**PROVIDED TEXT:**
Midjourney has its own community guidelines that restrict gore, sexual content, and many adult themes outright, even in its standard modes. It is also sensitive to certain specific stylistic requests that have been flagged for misuse.
Stability AI through its API tends to be more permissive but still blocks illegal content, CSAM, and some categories of extremist imagery. The exact filter depends on which model and deployment configuration you use.
This means a prompt that passes on one platform may be rejected on another, and vice versa. The checker lets you select your target so the right set of flags applies.
How it works
The tool runs your prompt against per-platform word lists grouped by policy category — real public figures, violence and gore, sexual content, self-harm, hateful imagery, illegal activity, and trademarks. Each platform has its own policy, so selecting your target tunes which terms are flagged and how severely. Matches are reported with the category, the severity, and a suggested safer alternative where one exists. It is a heuristic, not the real classifier — it catches the obvious, common triggers so you fix them before submitting.

**LISTING:**
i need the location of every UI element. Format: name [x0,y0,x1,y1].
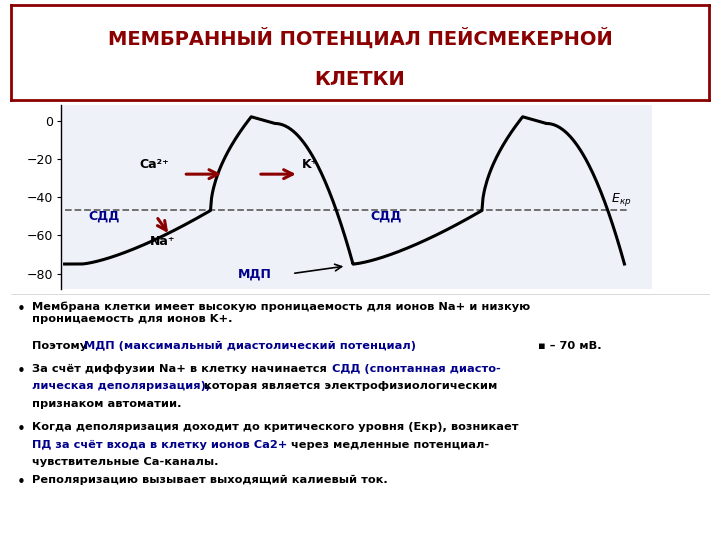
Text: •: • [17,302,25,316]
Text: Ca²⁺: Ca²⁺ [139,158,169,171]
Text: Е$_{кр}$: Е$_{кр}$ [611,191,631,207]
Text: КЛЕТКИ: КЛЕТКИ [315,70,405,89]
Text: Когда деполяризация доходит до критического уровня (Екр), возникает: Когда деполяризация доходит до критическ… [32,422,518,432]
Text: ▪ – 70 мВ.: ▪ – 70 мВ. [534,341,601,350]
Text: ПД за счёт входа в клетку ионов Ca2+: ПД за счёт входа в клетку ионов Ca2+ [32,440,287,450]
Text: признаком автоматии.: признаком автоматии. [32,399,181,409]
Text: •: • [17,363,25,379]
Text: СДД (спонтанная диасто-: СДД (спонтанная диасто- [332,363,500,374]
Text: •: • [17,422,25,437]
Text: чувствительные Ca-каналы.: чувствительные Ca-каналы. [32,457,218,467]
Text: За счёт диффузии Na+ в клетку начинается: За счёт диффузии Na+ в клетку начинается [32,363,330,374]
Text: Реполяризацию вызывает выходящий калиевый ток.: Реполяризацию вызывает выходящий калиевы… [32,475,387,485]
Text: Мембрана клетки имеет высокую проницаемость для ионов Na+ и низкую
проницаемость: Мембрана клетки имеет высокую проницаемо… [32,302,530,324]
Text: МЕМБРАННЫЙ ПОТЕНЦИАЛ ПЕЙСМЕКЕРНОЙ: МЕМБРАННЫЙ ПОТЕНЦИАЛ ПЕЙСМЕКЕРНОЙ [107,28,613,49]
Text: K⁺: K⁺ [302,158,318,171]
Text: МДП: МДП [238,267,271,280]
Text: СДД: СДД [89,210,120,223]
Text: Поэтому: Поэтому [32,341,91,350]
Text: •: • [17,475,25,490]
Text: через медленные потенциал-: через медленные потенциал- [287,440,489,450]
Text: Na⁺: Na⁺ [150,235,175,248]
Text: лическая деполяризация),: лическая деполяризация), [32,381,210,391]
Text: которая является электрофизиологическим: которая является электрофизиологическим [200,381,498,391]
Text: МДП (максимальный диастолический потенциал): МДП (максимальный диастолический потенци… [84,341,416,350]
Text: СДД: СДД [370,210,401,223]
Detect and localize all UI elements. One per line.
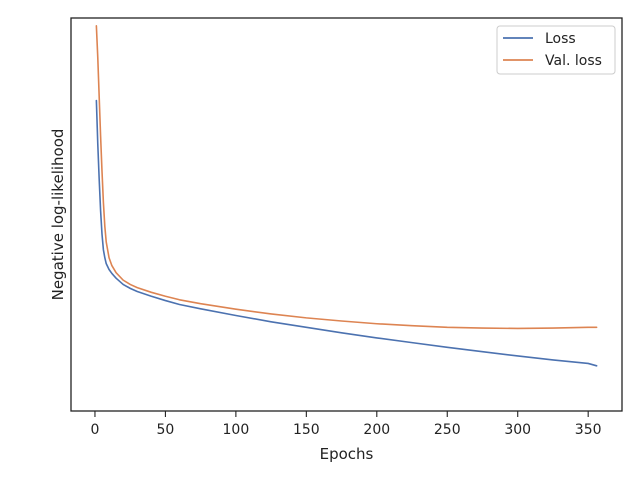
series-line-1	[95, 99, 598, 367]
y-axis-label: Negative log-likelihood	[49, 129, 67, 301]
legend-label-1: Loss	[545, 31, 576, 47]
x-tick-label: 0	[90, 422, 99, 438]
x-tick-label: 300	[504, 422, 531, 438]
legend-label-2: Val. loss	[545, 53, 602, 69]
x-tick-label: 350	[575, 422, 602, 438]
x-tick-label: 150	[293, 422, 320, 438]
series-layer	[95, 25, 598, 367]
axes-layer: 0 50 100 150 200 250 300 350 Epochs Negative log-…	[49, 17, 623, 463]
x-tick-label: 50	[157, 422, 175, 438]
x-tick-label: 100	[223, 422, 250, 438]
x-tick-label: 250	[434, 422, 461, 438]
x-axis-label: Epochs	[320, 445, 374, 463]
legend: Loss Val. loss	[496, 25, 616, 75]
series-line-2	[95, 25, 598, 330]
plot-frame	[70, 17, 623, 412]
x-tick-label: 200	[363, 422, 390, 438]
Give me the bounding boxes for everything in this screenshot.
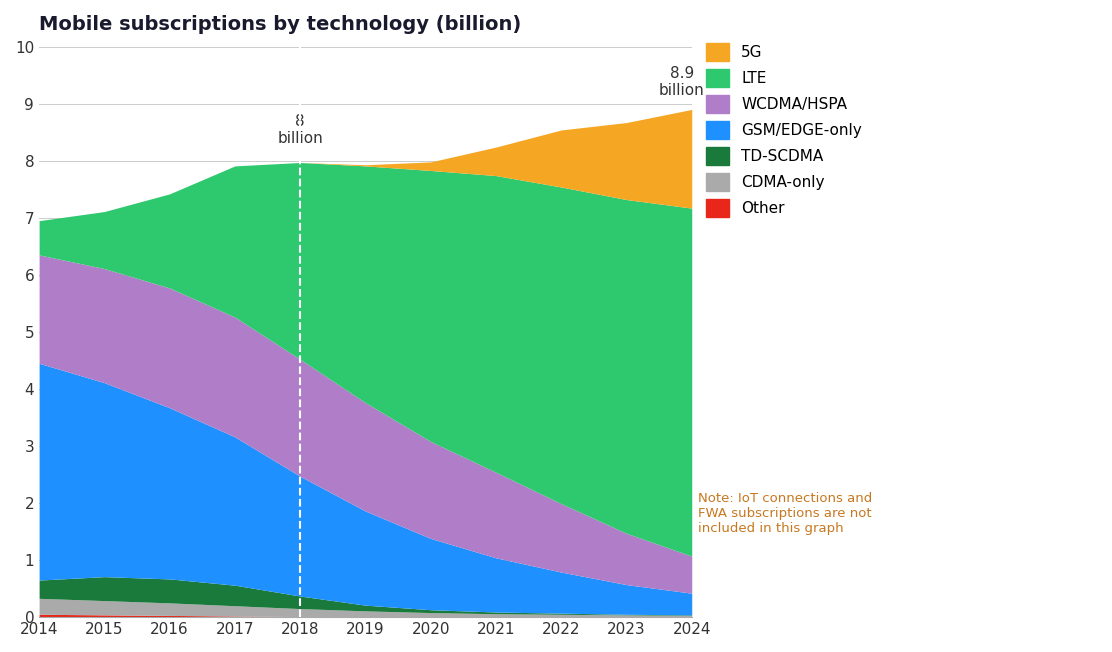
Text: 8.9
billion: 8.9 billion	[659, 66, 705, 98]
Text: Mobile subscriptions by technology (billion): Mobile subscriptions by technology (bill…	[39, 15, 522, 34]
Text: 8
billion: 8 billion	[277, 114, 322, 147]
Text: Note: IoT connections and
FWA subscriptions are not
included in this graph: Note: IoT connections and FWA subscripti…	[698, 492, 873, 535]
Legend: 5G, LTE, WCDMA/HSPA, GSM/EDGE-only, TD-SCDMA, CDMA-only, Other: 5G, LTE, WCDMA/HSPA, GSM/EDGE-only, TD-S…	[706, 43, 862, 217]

**REQUESTS:**
a) In one to three sentences, explain why the prompt checker description says the tool lets you select a target platform.
b) Answer these from the prompt checker description:
(i) What does Midjourney restrict outright, even in its standard modes?
(ii) Which kinds of content does Stability AI still block through its API?
(iii) What is reported alongside each match the tool finds?
c) Carry the prompt checker description further, starting after its final sentence.
The records can be set aside; nothing here depends on them.

**RESULTS BY TASK:**
a) Each platform has its own policy, so a prompt that passes on one may be rejected on another, and vice versa. Selecting the target applies that platform's set of flags and tunes which terms are flagged and how severely.

b)
(i) Gore, sexual content, and many adult themes.
(ii) Illegal content, CSAM, and some categories of extremist imagery.
(iii) The category, the severity, and a suggested safer alternative where one exists.

c)
Rewriting around flags
The goal is to preserve your creative intent while removing the trigger. A few rewriting patterns that usually work:
- Real person → fictional description. Instead of naming a celebrity, describe the visual qualities you want: hairstyle, general features, era of dress.
- Named brand → generic descriptor. A prompt asking for a trademarked superhero can often be reworded as the archetype: “a caped hero in red and blue costume.”
- Violent term → visual outcome. “Battle scene” may be flagged while “a ruined medieval city with dramatic storm lighting” gets the same atmosphere across without the trigger.
Tips and notes
- A clean result is necessary, not sufficient. Real filters are multimodal and far more capable; this only removes the obvious triggers.
- Avoid real names. “A specific celebrity” reliably triggers DALL·E 3 — describe a fictional person with the look you want instead.
- Describe, don’t name brands. Replace trademarked characters and logos with a generic description of the same idea.
- Soften, don’t omit, intensity. “Dramatic red lighting” often passes where graphic-violence wording is blocked, while keeping the mood you wanted.